■ TO DO
Write down every entry below once more, exactly.

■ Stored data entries
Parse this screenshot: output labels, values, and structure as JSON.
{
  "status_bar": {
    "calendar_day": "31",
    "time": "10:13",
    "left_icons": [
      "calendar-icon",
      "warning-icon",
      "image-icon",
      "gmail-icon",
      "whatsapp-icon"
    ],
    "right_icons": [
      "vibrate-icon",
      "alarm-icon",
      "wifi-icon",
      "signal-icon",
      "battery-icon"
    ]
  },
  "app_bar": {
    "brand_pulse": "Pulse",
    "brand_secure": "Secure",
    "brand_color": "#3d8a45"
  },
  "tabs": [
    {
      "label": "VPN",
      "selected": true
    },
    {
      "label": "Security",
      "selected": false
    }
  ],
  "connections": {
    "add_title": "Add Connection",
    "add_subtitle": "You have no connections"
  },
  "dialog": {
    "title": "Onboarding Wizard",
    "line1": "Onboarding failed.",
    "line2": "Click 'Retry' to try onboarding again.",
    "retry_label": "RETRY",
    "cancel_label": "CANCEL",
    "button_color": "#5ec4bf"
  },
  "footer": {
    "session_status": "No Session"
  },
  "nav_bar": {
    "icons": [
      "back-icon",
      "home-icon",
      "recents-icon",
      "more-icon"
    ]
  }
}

■ OUTPUT OF THE TASK
Parse this screenshot: output labels, values, and structure as JSON.
{
  "status_bar": {
    "calendar_day": "31",
    "time": "10:13",
    "left_icons": [
      "calendar-icon",
      "warning-icon",
      "image-icon",
      "gmail-icon",
      "whatsapp-icon"
    ],
    "right_icons": [
      "vibrate-icon",
      "alarm-icon",
      "wifi-icon",
      "signal-icon",
      "battery-icon"
    ]
  },
  "app_bar": {
    "brand_pulse": "Pulse",
    "brand_secure": "Secure",
    "brand_color": "#3d8a45"
  },
  "tabs": [
    {
      "label": "VPN",
      "selected": true
    },
    {
      "label": "Security",
      "selected": false
    }
  ],
  "connections": {
    "add_title": "Add Connection",
    "add_subtitle": "You have no connections"
  },
  "dialog": {
    "title": "Onboarding Wizard",
    "line1": "Onboarding failed.",
    "line2": "Click 'Retry' to try onboarding again.",
    "retry_label": "RETRY",
    "cancel_label": "CANCEL",
    "button_color": "#5ec4bf"
  },
  "footer": {
    "session_status": "No Session"
  },
  "nav_bar": {
    "icons": [
      "back-icon",
      "home-icon",
      "recents-icon",
      "more-icon"
    ]
  }
}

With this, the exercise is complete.